**INSTRUCTIONS FOR THE TASK:** Show every line containing "Білий" by copying it.

**PROVIDED RECORDS:**
[Begin]
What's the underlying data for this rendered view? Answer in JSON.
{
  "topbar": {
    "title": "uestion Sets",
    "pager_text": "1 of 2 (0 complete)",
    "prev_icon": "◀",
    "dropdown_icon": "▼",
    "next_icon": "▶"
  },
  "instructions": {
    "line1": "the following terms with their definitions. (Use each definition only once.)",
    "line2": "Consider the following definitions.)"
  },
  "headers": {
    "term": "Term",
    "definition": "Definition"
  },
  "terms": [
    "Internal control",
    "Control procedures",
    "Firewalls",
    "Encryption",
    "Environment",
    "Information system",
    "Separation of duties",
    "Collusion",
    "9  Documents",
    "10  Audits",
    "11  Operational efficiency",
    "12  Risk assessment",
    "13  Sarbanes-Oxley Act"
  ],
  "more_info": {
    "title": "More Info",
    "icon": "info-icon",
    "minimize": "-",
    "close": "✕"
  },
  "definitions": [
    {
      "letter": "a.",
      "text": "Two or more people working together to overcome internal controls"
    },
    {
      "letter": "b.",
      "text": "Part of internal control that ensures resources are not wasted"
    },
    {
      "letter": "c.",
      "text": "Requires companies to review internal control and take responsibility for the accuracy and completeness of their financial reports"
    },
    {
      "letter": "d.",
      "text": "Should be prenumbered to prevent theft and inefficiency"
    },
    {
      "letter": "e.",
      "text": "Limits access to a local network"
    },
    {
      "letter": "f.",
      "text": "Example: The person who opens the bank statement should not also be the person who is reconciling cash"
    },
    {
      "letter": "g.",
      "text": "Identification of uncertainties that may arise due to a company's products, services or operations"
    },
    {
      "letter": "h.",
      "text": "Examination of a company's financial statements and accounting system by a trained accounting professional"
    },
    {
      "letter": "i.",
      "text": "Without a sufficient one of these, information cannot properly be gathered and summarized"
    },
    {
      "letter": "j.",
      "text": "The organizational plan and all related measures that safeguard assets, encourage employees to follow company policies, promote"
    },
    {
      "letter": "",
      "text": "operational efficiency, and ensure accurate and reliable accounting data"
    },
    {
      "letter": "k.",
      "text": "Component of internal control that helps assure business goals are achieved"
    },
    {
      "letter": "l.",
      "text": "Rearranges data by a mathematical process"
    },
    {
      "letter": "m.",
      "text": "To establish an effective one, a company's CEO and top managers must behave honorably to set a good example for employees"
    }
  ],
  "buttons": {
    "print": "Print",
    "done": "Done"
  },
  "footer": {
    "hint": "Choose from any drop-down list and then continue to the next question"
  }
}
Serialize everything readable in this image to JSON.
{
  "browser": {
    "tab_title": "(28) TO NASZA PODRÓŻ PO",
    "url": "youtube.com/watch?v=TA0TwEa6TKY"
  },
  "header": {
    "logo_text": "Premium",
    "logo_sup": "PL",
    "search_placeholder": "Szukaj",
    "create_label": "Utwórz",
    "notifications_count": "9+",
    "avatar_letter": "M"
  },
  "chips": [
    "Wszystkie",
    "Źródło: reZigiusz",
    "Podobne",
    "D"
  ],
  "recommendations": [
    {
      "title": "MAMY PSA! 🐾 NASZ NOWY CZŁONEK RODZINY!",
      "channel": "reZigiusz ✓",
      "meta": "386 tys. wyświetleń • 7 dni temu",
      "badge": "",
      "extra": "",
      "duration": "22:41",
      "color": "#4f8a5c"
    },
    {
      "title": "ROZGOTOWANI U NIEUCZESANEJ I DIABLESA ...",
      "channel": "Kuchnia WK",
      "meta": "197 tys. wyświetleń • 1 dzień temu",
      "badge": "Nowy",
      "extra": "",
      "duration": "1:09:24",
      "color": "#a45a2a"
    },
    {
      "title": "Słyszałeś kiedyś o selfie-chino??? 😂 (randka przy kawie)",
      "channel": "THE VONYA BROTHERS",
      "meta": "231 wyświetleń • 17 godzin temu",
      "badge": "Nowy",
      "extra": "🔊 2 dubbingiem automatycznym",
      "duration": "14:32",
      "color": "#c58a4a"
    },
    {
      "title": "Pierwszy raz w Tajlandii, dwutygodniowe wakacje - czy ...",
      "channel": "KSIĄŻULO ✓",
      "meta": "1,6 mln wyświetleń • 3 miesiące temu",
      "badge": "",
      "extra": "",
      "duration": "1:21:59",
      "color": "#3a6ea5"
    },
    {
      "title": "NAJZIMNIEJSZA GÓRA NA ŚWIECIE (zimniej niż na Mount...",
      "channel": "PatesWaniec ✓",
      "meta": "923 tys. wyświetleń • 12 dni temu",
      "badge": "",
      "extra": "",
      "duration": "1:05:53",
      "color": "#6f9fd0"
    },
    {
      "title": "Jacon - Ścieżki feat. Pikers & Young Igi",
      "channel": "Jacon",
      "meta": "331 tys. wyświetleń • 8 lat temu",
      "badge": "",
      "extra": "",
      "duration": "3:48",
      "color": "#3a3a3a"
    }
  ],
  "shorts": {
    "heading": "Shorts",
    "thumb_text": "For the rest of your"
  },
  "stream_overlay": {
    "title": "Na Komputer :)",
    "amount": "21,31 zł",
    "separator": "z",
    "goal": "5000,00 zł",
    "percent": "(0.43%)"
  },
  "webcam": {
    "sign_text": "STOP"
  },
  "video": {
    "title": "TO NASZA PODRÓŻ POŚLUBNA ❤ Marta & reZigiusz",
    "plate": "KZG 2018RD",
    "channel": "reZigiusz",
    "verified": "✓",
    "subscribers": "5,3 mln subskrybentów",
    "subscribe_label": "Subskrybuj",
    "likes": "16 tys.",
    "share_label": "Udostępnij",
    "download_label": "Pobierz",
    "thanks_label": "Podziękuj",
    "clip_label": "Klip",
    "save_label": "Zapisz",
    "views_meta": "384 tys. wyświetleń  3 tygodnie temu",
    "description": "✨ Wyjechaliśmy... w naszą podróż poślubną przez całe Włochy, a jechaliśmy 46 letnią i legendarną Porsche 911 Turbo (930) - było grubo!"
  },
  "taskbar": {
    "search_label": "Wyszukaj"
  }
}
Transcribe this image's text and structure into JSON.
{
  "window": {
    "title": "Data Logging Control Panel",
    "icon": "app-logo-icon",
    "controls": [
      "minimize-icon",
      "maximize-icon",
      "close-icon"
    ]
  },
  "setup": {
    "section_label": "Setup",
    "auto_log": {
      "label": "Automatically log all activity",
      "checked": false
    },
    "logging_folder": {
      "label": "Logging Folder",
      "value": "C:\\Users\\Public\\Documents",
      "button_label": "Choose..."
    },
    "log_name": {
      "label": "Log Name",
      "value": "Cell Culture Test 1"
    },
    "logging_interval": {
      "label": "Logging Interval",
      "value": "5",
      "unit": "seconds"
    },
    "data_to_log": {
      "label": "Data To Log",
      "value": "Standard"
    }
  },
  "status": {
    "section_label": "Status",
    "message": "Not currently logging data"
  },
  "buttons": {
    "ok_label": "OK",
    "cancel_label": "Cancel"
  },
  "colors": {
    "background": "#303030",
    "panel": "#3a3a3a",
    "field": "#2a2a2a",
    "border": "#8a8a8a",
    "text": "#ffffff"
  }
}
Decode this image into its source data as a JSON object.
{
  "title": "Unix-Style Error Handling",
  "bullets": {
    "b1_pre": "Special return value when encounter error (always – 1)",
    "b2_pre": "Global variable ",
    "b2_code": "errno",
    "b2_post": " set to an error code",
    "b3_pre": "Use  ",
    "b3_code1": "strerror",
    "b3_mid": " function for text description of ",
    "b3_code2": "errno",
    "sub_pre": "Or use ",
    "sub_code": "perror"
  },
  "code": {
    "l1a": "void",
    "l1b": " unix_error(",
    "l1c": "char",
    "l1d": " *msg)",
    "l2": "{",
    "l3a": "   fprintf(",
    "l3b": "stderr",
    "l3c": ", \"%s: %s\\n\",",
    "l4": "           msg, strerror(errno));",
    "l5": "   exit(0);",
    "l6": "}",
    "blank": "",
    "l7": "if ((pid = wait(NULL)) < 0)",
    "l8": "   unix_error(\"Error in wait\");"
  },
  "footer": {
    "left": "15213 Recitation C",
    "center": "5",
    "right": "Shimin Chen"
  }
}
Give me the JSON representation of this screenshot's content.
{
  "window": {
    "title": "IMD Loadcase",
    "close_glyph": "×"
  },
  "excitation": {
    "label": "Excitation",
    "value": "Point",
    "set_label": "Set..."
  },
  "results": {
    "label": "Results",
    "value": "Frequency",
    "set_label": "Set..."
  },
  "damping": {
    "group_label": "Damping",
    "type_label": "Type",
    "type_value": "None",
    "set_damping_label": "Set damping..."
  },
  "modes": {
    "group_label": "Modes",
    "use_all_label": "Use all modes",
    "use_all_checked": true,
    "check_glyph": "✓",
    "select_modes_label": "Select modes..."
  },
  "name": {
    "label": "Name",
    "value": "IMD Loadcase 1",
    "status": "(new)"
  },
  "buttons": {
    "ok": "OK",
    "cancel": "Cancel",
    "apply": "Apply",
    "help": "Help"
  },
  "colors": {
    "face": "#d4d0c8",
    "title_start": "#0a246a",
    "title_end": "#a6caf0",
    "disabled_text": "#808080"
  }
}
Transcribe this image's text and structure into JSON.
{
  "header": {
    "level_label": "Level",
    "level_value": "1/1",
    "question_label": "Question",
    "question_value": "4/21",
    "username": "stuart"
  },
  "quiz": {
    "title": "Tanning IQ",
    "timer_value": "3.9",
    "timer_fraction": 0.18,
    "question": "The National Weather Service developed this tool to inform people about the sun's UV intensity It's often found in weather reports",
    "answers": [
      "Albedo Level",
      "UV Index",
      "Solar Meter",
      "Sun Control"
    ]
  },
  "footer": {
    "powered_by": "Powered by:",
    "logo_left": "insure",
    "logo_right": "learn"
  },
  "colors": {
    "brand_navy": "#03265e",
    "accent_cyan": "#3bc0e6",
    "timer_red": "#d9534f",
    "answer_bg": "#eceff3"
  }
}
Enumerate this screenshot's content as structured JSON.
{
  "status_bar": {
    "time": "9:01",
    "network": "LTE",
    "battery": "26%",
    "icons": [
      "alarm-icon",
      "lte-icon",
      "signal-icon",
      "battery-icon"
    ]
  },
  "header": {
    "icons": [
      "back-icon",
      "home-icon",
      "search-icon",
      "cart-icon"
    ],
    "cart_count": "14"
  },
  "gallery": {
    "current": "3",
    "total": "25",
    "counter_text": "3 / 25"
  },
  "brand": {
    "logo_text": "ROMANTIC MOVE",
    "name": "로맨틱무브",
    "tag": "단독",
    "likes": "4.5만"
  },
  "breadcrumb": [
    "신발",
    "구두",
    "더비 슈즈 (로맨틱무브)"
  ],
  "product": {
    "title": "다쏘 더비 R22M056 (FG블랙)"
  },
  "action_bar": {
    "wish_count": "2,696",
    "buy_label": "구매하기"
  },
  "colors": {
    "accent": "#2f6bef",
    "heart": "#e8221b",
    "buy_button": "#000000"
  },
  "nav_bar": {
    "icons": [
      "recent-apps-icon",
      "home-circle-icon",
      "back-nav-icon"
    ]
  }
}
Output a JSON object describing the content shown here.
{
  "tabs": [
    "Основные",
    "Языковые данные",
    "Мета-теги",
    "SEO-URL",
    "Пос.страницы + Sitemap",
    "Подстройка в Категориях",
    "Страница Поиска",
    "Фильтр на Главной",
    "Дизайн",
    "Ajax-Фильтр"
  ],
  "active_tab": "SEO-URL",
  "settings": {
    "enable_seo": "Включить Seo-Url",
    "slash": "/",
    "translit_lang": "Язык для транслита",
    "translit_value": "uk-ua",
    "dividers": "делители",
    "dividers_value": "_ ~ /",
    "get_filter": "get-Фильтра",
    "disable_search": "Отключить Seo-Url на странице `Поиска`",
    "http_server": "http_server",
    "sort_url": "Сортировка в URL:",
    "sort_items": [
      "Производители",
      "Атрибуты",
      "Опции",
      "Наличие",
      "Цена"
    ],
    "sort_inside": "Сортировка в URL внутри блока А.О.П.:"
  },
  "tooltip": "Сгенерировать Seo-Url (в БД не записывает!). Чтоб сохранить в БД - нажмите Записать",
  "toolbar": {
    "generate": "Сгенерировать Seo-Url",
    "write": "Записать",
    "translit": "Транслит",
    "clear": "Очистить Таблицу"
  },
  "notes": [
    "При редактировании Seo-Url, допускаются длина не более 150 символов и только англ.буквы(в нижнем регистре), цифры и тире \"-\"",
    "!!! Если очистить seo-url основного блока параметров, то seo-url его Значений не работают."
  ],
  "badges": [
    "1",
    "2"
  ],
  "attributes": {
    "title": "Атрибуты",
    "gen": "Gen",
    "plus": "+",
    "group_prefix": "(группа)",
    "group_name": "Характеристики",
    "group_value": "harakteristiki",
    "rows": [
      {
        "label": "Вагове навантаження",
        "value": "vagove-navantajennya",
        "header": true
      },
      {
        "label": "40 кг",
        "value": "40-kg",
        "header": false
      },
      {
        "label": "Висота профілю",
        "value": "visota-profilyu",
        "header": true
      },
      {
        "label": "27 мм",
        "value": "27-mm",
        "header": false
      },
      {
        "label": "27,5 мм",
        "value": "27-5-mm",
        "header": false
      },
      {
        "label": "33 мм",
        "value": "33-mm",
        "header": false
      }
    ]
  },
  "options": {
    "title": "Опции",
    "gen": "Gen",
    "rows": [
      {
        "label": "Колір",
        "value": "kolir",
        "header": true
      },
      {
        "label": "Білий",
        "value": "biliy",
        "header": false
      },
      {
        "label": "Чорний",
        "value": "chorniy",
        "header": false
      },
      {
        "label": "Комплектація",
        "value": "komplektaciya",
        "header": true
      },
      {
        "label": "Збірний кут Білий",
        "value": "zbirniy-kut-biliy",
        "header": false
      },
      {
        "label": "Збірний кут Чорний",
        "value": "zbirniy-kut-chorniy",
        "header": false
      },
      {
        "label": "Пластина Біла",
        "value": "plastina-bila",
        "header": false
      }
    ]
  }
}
[End]
**SOLUTION FOR THIS EXERCISE:**
        "label": "Білий",
        "label": "Збірний кут Білий",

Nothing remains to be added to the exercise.